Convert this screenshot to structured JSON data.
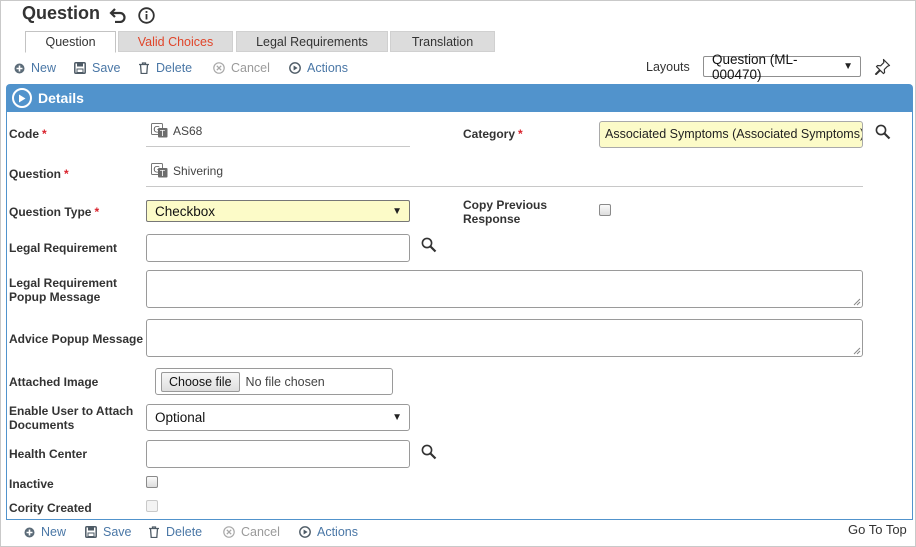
{
  "header": {
    "title": "Question",
    "back_icon": "undo-arrow-icon",
    "info_icon": "info-circle-icon"
  },
  "tabs": [
    {
      "label": "Question",
      "active": true
    },
    {
      "label": "Valid Choices",
      "highlight_color": "#e0452a"
    },
    {
      "label": "Legal Requirements"
    },
    {
      "label": "Translation"
    }
  ],
  "toolbar": {
    "new": "New",
    "save": "Save",
    "delete": "Delete",
    "cancel": "Cancel",
    "actions": "Actions"
  },
  "layouts": {
    "label": "Layouts",
    "selected": "Question (ML-000470)"
  },
  "panel": {
    "title": "Details",
    "header_color": "#5193cc"
  },
  "form": {
    "code": {
      "label": "Code",
      "value": "AS68"
    },
    "category": {
      "label": "Category",
      "value": "Associated Symptoms (Associated Symptoms)"
    },
    "question": {
      "label": "Question",
      "value": "Shivering"
    },
    "question_type": {
      "label": "Question Type",
      "value": "Checkbox"
    },
    "copy_previous": {
      "label_line1": "Copy Previous",
      "label_line2": "Response",
      "checked": false
    },
    "legal_requirement": {
      "label": "Legal Requirement",
      "value": ""
    },
    "legal_popup": {
      "label_line1": "Legal Requirement",
      "label_line2": "Popup Message",
      "value": ""
    },
    "advice_popup": {
      "label": "Advice Popup Message",
      "value": ""
    },
    "attached_image": {
      "label": "Attached Image",
      "button": "Choose file",
      "status": "No file chosen"
    },
    "enable_attach": {
      "label_line1": "Enable User to Attach",
      "label_line2": "Documents",
      "value": "Optional"
    },
    "health_center": {
      "label": "Health Center",
      "value": ""
    },
    "inactive": {
      "label": "Inactive",
      "checked": false
    },
    "cority_created": {
      "label": "Cority Created",
      "checked": false
    }
  },
  "required_marker": "*",
  "go_to_top": "Go To Top"
}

Given instruction: Output the full set of records above without changing a word, and drop the images.

Task solution:
Convert this screenshot to structured JSON data.
{
  "header": {
    "title": "Question",
    "back_icon": "undo-arrow-icon",
    "info_icon": "info-circle-icon"
  },
  "tabs": [
    {
      "label": "Question",
      "active": true
    },
    {
      "label": "Valid Choices",
      "highlight_color": "#e0452a"
    },
    {
      "label": "Legal Requirements"
    },
    {
      "label": "Translation"
    }
  ],
  "toolbar": {
    "new": "New",
    "save": "Save",
    "delete": "Delete",
    "cancel": "Cancel",
    "actions": "Actions"
  },
  "layouts": {
    "label": "Layouts",
    "selected": "Question (ML-000470)"
  },
  "panel": {
    "title": "Details",
    "header_color": "#5193cc"
  },
  "form": {
    "code": {
      "label": "Code",
      "value": "AS68"
    },
    "category": {
      "label": "Category",
      "value": "Associated Symptoms (Associated Symptoms)"
    },
    "question": {
      "label": "Question",
      "value": "Shivering"
    },
    "question_type": {
      "label": "Question Type",
      "value": "Checkbox"
    },
    "copy_previous": {
      "label_line1": "Copy Previous",
      "label_line2": "Response",
      "checked": false
    },
    "legal_requirement": {
      "label": "Legal Requirement",
      "value": ""
    },
    "legal_popup": {
      "label_line1": "Legal Requirement",
      "label_line2": "Popup Message",
      "value": ""
    },
    "advice_popup": {
      "label": "Advice Popup Message",
      "value": ""
    },
    "attached_image": {
      "label": "Attached Image",
      "button": "Choose file",
      "status": "No file chosen"
    },
    "enable_attach": {
      "label_line1": "Enable User to Attach",
      "label_line2": "Documents",
      "value": "Optional"
    },
    "health_center": {
      "label": "Health Center",
      "value": ""
    },
    "inactive": {
      "label": "Inactive",
      "checked": false
    },
    "cority_created": {
      "label": "Cority Created",
      "checked": false
    }
  },
  "required_marker": "*",
  "go_to_top": "Go To Top"
}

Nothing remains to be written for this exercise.